Task details:
All of the data needs to be repeated exactly.

Records supplied:
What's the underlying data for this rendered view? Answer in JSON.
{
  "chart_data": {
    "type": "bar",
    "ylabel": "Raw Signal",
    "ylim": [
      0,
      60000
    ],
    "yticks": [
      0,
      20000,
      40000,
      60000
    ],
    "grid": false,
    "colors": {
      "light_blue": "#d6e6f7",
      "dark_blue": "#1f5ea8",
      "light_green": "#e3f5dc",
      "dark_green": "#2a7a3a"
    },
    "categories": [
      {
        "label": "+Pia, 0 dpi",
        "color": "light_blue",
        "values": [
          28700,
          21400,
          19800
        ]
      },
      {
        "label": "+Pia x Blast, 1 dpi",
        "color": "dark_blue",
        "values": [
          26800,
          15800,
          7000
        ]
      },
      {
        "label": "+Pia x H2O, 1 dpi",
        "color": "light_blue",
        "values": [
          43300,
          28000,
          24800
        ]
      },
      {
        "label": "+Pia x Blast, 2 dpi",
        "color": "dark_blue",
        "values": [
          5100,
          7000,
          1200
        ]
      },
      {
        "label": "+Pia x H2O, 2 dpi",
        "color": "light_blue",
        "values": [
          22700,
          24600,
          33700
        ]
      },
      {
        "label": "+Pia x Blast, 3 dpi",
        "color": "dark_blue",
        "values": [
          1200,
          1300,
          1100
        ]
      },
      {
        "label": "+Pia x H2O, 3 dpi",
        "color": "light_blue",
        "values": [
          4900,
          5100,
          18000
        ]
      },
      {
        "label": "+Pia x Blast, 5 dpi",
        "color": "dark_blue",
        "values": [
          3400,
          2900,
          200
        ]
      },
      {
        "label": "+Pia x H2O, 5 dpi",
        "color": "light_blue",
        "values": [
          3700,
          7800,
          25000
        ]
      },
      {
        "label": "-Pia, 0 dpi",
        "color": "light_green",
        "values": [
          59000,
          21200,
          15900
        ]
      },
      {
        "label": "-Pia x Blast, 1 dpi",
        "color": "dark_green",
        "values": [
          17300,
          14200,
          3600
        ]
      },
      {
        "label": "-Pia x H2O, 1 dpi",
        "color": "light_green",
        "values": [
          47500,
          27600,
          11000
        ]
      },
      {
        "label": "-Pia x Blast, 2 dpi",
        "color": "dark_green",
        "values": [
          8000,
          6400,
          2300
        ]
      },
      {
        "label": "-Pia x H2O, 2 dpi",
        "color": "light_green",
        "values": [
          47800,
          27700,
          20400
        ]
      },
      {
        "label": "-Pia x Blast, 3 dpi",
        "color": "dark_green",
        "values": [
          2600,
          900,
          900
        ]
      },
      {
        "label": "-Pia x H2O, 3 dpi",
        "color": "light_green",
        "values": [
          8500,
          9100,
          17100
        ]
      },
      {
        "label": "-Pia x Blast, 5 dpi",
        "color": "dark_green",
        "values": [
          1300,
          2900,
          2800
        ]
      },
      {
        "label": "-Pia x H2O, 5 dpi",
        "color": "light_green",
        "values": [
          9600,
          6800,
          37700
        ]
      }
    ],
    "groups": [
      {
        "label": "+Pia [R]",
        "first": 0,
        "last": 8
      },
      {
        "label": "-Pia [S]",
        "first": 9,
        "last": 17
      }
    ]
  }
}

Expected answer:
What's the underlying data for this rendered view? Answer in JSON.
{
  "chart_data": {
    "type": "bar",
    "ylabel": "Raw Signal",
    "ylim": [
      0,
      60000
    ],
    "yticks": [
      0,
      20000,
      40000,
      60000
    ],
    "grid": false,
    "colors": {
      "light_blue": "#d6e6f7",
      "dark_blue": "#1f5ea8",
      "light_green": "#e3f5dc",
      "dark_green": "#2a7a3a"
    },
    "categories": [
      {
        "label": "+Pia, 0 dpi",
        "color": "light_blue",
        "values": [
          28700,
          21400,
          19800
        ]
      },
      {
        "label": "+Pia x Blast, 1 dpi",
        "color": "dark_blue",
        "values": [
          26800,
          15800,
          7000
        ]
      },
      {
        "label": "+Pia x H2O, 1 dpi",
        "color": "light_blue",
        "values": [
          43300,
          28000,
          24800
        ]
      },
      {
        "label": "+Pia x Blast, 2 dpi",
        "color": "dark_blue",
        "values": [
          5100,
          7000,
          1200
        ]
      },
      {
        "label": "+Pia x H2O, 2 dpi",
        "color": "light_blue",
        "values": [
          22700,
          24600,
          33700
        ]
      },
      {
        "label": "+Pia x Blast, 3 dpi",
        "color": "dark_blue",
        "values": [
          1200,
          1300,
          1100
        ]
      },
      {
        "label": "+Pia x H2O, 3 dpi",
        "color": "light_blue",
        "values": [
          4900,
          5100,
          18000
        ]
      },
      {
        "label": "+Pia x Blast, 5 dpi",
        "color": "dark_blue",
        "values": [
          3400,
          2900,
          200
        ]
      },
      {
        "label": "+Pia x H2O, 5 dpi",
        "color": "light_blue",
        "values": [
          3700,
          7800,
          25000
        ]
      },
      {
        "label": "-Pia, 0 dpi",
        "color": "light_green",
        "values": [
          59000,
          21200,
          15900
        ]
      },
      {
        "label": "-Pia x Blast, 1 dpi",
        "color": "dark_green",
        "values": [
          17300,
          14200,
          3600
        ]
      },
      {
        "label": "-Pia x H2O, 1 dpi",
        "color": "light_green",
        "values": [
          47500,
          27600,
          11000
        ]
      },
      {
        "label": "-Pia x Blast, 2 dpi",
        "color": "dark_green",
        "values": [
          8000,
          6400,
          2300
        ]
      },
      {
        "label": "-Pia x H2O, 2 dpi",
        "color": "light_green",
        "values": [
          47800,
          27700,
          20400
        ]
      },
      {
        "label": "-Pia x Blast, 3 dpi",
        "color": "dark_green",
        "values": [
          2600,
          900,
          900
        ]
      },
      {
        "label": "-Pia x H2O, 3 dpi",
        "color": "light_green",
        "values": [
          8500,
          9100,
          17100
        ]
      },
      {
        "label": "-Pia x Blast, 5 dpi",
        "color": "dark_green",
        "values": [
          1300,
          2900,
          2800
        ]
      },
      {
        "label": "-Pia x H2O, 5 dpi",
        "color": "light_green",
        "values": [
          9600,
          6800,
          37700
        ]
      }
    ],
    "groups": [
      {
        "label": "+Pia [R]",
        "first": 0,
        "last": 8
      },
      {
        "label": "-Pia [S]",
        "first": 9,
        "last": 17
      }
    ]
  }
}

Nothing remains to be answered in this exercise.